** Begin RECORDS FOR THIS TASK **

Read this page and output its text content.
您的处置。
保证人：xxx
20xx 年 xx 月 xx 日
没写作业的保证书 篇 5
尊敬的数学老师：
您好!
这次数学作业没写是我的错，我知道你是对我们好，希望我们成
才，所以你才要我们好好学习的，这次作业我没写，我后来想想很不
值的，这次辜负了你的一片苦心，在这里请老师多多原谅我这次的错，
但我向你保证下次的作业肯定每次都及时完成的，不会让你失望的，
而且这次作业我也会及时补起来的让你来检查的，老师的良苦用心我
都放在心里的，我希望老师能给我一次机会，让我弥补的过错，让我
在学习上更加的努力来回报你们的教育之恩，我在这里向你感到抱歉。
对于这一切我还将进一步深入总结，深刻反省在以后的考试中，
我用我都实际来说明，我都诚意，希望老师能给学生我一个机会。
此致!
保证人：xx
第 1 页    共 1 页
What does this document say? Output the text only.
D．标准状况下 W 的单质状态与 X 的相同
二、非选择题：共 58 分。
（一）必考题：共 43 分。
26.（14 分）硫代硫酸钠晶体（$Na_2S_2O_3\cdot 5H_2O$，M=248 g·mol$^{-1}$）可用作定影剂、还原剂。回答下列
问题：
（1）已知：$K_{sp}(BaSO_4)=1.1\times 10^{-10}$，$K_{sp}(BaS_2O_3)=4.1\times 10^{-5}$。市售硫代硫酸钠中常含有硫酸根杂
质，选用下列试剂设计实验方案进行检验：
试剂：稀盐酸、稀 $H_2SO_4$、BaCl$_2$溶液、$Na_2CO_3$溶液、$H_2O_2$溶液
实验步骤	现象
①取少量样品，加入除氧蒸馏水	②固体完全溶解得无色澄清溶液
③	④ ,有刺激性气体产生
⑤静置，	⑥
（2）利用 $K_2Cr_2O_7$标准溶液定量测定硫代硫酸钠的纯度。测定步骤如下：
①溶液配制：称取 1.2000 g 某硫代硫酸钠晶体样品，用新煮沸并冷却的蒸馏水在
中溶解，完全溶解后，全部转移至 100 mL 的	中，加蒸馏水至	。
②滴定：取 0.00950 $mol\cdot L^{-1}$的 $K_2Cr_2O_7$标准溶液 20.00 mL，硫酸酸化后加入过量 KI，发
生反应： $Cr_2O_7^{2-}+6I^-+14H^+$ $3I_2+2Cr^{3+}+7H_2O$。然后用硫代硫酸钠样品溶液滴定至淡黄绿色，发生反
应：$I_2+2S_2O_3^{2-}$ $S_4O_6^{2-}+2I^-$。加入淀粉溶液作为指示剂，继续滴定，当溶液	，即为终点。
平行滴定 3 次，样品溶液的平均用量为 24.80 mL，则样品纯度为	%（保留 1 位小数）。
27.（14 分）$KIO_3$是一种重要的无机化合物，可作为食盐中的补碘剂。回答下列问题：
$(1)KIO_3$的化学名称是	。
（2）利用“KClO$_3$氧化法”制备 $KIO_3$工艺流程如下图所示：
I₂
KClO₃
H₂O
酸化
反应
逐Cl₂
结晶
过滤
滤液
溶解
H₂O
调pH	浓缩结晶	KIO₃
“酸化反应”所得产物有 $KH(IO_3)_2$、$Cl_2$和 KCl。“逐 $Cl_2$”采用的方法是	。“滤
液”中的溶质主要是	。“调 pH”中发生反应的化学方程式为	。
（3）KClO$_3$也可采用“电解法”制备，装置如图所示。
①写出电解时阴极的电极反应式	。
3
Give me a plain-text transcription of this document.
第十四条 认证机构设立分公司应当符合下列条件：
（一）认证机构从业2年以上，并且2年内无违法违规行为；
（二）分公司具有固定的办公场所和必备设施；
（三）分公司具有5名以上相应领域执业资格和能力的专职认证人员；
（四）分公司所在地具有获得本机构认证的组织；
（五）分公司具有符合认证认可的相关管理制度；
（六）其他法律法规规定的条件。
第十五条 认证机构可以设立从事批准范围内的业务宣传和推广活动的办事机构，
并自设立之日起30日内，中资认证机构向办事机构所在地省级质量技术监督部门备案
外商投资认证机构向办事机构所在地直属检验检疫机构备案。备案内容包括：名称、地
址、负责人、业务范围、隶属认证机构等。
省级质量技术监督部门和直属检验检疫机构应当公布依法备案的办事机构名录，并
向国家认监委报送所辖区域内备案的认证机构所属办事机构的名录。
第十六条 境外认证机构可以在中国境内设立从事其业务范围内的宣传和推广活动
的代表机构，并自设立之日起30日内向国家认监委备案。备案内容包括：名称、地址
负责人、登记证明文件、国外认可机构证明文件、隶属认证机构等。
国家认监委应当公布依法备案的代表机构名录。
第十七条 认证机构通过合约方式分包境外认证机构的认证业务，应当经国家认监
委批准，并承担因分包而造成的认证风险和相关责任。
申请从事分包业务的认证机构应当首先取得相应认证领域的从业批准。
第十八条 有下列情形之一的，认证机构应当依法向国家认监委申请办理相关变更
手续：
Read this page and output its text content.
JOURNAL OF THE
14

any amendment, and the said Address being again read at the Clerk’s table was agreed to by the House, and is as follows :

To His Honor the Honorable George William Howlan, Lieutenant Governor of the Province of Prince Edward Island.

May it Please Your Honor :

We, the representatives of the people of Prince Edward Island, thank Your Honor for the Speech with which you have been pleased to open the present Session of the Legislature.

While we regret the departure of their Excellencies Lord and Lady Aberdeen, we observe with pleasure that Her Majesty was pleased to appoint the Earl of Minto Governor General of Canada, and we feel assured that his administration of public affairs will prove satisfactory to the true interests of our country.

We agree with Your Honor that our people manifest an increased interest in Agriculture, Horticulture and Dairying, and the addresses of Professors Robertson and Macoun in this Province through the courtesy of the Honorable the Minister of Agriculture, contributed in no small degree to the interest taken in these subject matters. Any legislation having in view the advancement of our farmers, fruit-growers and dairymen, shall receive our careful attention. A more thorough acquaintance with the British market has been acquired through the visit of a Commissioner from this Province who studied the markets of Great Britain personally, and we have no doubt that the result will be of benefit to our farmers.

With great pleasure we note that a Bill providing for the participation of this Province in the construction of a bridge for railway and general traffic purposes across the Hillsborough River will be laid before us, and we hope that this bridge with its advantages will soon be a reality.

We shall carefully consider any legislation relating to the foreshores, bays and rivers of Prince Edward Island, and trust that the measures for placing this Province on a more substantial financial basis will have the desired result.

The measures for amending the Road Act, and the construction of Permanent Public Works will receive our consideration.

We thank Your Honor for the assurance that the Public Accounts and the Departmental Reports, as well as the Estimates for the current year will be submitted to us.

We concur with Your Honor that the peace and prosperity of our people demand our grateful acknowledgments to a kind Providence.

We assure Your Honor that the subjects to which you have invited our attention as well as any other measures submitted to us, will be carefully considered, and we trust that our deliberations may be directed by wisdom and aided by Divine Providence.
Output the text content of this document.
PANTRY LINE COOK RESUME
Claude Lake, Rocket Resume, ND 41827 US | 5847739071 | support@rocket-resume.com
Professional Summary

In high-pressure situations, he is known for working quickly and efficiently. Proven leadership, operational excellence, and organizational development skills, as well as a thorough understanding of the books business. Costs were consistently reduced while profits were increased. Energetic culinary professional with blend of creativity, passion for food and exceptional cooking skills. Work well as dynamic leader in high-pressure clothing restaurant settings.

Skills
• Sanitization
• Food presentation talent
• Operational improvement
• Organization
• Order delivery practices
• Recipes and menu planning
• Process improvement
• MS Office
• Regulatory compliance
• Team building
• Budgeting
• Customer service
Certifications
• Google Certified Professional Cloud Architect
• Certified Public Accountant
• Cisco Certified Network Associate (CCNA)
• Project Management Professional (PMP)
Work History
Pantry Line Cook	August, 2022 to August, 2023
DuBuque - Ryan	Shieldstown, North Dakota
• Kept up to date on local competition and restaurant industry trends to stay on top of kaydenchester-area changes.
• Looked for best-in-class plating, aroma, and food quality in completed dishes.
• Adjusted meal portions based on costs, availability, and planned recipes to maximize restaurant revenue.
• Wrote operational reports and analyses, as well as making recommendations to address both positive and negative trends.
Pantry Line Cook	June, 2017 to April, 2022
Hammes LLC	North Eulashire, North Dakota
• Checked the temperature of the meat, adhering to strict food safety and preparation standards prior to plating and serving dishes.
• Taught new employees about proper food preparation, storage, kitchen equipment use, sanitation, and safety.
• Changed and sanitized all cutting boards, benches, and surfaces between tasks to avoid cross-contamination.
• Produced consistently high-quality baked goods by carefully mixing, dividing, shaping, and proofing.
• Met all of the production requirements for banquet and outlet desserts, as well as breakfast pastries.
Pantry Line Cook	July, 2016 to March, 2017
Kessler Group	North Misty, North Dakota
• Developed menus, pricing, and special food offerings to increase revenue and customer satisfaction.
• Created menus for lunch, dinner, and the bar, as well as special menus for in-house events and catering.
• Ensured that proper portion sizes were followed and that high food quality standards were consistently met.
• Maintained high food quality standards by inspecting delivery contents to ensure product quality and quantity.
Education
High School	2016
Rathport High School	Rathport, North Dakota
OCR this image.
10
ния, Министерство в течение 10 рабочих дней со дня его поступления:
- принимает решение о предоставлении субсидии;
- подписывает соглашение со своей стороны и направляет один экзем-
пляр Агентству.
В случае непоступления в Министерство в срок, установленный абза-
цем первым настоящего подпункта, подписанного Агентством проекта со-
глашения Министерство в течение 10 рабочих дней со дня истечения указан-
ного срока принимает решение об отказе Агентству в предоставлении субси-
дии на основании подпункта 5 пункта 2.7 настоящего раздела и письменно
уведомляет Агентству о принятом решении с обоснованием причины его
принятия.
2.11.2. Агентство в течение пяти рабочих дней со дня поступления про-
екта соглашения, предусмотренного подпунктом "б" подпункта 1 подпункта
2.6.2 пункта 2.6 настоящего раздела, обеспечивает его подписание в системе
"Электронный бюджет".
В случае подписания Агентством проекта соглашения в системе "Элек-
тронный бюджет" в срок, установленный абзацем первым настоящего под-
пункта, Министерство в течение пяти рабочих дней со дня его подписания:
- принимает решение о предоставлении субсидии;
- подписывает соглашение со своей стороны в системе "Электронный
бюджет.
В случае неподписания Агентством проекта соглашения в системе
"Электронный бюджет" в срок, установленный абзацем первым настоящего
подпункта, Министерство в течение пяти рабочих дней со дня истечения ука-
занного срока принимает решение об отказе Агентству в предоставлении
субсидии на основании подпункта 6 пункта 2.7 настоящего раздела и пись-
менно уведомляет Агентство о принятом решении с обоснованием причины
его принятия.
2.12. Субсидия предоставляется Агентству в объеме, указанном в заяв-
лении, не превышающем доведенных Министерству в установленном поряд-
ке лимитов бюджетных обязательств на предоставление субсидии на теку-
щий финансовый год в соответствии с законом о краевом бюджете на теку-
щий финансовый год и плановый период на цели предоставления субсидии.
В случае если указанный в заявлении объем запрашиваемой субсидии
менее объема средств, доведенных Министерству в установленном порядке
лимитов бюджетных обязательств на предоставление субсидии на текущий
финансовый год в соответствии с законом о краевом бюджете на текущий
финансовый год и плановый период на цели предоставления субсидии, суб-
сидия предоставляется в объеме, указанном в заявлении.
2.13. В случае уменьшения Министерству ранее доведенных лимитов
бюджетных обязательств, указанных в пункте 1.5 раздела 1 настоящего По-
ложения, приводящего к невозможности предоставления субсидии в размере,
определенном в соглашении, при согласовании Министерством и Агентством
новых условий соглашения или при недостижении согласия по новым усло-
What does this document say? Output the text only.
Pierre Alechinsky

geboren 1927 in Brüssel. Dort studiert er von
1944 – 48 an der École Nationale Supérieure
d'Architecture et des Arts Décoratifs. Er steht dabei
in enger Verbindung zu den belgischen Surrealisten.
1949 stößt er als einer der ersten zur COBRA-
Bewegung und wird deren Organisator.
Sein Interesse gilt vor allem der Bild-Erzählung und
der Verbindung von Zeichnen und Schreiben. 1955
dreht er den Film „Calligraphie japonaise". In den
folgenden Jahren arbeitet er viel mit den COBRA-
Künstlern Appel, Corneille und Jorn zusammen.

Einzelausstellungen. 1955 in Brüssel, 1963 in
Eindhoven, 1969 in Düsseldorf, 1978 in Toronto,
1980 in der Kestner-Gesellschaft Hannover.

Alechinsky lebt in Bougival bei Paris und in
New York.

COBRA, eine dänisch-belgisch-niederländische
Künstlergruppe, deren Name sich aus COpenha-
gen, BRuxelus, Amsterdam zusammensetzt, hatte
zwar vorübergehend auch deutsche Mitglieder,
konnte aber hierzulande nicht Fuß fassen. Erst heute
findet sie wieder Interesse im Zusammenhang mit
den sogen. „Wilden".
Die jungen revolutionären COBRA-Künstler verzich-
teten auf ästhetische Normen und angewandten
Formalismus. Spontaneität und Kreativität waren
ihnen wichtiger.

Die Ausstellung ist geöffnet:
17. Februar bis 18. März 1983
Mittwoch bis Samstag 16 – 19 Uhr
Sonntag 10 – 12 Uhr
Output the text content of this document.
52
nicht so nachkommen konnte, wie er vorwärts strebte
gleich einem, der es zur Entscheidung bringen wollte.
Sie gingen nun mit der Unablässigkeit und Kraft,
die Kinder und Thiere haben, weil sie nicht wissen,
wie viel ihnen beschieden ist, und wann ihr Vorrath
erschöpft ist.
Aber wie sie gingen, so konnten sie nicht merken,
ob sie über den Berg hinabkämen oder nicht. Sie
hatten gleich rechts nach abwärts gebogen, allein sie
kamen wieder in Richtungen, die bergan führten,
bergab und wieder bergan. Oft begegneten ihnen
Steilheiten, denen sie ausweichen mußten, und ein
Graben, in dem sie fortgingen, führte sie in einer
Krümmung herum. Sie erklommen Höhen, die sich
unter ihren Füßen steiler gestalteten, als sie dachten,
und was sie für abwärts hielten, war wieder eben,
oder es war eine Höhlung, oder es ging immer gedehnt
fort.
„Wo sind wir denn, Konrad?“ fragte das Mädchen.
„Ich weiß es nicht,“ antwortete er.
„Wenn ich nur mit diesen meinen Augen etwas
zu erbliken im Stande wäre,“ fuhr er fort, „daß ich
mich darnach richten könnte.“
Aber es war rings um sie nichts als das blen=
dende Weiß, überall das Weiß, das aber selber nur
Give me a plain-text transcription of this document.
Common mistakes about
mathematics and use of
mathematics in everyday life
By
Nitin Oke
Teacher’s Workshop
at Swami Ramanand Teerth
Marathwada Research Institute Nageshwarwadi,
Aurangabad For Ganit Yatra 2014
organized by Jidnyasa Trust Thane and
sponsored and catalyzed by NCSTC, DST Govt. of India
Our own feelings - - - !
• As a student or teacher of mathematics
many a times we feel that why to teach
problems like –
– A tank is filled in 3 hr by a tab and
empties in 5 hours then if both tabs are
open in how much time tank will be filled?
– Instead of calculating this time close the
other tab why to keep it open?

** End RECORDS FOR THIS TASK **

### SHORT EXERCISE
Which lines hold the string "bergan"? Copy all of them from the data above.

### ANSWER BELOW
kamen wieder in Richtungen, die bergan führten,
bergab und wieder bergan. Oft begegneten ihnen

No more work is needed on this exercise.